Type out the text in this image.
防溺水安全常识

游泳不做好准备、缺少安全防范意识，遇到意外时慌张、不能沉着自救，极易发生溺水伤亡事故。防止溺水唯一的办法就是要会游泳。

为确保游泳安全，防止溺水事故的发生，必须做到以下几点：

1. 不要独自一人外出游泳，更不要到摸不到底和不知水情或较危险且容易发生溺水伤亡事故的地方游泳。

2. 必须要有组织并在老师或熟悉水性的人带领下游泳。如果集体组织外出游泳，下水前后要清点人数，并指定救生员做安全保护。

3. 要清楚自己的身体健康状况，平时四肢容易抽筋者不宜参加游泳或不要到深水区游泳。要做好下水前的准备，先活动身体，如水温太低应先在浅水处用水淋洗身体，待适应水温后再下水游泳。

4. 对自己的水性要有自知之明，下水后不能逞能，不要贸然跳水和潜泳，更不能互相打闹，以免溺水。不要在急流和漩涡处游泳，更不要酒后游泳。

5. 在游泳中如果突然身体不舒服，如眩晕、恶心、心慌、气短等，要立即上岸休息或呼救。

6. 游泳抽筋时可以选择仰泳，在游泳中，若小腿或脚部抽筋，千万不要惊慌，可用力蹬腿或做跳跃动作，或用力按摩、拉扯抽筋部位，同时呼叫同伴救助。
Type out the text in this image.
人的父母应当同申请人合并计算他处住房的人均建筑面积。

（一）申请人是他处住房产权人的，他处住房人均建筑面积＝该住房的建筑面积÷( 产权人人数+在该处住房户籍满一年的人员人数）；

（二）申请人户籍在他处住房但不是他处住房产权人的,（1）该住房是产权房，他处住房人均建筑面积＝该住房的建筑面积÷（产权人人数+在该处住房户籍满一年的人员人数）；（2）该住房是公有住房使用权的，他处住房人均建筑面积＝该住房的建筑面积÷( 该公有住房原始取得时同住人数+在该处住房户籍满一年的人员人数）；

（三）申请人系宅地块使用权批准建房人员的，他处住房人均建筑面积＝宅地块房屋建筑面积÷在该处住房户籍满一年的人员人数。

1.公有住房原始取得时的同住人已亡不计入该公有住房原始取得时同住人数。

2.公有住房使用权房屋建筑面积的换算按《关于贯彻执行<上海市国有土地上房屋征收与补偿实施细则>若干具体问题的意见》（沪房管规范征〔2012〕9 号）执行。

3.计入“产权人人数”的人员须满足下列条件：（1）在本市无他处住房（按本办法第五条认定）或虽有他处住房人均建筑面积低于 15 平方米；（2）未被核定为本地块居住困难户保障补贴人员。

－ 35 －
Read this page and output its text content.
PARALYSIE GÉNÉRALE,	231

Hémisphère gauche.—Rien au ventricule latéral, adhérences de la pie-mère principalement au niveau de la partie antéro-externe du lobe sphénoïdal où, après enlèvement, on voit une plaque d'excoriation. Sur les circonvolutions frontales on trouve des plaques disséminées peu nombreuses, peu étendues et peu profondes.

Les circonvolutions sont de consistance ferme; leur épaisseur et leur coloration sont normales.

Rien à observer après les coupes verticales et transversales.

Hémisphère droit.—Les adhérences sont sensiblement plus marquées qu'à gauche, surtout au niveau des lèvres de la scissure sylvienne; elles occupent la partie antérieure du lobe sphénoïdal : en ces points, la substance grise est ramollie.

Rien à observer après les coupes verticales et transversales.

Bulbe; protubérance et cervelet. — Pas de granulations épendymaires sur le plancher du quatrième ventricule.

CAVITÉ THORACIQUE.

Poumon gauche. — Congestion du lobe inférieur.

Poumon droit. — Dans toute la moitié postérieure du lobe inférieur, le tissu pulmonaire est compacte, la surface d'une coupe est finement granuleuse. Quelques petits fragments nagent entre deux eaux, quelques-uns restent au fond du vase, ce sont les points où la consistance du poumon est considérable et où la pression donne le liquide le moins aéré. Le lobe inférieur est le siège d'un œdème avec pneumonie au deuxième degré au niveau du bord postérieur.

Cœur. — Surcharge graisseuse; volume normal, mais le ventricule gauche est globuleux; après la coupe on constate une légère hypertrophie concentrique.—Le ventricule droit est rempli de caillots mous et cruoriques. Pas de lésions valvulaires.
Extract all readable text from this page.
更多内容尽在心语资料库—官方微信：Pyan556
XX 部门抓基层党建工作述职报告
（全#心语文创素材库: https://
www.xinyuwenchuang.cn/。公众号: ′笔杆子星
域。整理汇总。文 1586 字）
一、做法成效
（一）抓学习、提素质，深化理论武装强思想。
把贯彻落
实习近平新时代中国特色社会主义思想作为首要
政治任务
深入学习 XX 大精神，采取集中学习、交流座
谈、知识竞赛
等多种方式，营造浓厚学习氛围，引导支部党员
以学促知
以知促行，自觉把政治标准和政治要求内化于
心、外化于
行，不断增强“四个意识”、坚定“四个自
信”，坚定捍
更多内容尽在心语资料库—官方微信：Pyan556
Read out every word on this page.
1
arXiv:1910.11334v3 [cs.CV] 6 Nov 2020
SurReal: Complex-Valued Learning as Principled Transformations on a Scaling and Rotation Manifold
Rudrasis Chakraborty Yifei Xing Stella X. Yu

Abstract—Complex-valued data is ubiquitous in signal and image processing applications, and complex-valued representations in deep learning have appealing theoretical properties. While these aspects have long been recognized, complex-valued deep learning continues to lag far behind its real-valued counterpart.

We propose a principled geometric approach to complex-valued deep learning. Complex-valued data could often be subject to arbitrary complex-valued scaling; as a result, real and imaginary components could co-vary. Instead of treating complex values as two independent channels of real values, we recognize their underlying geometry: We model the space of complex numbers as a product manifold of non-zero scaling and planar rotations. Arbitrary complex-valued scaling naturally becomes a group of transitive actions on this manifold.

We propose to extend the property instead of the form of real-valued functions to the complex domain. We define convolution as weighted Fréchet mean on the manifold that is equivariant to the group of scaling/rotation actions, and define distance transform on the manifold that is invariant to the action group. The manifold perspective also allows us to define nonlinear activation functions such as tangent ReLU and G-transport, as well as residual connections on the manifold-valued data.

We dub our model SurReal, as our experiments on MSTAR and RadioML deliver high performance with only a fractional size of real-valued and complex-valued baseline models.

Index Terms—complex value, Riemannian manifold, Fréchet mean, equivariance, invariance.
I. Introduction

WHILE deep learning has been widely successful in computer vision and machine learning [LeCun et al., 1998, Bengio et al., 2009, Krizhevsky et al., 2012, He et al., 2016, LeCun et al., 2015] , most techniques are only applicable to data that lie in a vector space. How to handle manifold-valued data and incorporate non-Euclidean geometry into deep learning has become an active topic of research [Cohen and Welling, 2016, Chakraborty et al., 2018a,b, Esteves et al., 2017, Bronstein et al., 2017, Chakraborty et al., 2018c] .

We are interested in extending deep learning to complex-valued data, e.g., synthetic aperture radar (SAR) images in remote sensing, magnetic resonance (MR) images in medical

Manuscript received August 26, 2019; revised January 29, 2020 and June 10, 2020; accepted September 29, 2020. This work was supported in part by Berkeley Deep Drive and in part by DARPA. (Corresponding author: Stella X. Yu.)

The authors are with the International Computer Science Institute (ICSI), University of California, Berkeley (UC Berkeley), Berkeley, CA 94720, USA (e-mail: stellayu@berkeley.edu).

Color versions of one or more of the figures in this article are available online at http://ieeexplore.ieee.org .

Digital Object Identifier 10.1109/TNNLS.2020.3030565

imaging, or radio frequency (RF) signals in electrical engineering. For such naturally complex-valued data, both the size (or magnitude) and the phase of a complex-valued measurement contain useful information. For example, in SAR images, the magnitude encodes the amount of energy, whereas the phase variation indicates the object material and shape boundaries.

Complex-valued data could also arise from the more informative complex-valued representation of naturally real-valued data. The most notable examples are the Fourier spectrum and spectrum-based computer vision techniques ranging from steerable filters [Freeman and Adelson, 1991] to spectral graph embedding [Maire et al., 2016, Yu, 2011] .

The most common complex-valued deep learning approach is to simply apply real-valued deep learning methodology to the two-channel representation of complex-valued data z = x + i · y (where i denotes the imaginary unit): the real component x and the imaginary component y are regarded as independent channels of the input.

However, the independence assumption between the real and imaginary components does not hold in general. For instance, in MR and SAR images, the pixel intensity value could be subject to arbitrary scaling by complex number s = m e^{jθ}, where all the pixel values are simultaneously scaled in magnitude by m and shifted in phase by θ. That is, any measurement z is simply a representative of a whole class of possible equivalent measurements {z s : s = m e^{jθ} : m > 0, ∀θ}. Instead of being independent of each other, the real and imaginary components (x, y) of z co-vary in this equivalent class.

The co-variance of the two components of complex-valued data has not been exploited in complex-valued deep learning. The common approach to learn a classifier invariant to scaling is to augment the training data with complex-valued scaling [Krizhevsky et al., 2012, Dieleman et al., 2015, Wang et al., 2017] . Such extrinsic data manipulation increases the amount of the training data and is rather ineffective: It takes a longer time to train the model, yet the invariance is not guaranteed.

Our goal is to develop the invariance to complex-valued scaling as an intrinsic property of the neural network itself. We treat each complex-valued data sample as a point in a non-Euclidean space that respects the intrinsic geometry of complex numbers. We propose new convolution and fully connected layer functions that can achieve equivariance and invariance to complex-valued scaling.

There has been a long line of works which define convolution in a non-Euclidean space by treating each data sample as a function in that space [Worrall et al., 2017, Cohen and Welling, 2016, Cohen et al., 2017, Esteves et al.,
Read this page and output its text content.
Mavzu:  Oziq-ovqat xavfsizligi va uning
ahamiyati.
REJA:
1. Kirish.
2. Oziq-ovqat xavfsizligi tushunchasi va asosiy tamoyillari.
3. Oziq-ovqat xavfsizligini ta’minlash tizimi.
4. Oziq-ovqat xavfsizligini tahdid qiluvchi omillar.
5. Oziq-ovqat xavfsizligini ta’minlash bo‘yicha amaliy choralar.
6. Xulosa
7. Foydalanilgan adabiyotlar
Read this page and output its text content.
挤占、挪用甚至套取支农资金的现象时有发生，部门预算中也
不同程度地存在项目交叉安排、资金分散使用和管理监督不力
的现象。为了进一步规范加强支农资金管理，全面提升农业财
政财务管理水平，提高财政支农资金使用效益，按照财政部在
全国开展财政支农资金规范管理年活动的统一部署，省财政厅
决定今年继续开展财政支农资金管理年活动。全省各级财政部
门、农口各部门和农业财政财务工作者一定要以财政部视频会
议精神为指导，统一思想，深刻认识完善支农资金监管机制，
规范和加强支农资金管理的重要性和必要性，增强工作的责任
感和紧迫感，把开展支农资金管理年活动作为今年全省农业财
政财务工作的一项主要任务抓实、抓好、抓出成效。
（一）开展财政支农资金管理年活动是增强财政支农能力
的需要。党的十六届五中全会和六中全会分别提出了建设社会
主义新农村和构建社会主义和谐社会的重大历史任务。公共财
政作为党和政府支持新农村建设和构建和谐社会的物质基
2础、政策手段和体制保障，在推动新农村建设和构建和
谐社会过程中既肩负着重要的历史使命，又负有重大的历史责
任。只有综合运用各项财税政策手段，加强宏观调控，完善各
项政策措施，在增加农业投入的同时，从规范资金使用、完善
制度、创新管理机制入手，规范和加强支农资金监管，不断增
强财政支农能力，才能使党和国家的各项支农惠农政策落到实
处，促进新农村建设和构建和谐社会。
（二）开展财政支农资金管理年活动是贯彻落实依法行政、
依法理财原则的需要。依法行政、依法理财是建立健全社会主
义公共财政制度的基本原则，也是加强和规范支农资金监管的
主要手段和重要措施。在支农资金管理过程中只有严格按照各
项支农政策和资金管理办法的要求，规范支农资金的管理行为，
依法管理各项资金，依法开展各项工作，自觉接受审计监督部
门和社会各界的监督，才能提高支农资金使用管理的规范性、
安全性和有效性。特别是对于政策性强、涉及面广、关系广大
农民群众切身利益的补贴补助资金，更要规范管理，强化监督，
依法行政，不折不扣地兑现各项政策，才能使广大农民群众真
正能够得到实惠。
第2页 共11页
━━━
Exercise directions >> Review the preceding data and report every line that includes the string "more".

Written answer >>
Color versions of one or more of the figures in this article are available online at http://ieeexplore.ieee.org .
Complex-valued data could also arise from the more informative complex-valued representation of naturally real-valued data. The most notable examples are the Fourier spectrum and spectrum-based computer vision techniques ranging from steerable filters [Freeman and Adelson, 1991] to spectral graph embedding [Maire et al., 2016, Yu, 2011] .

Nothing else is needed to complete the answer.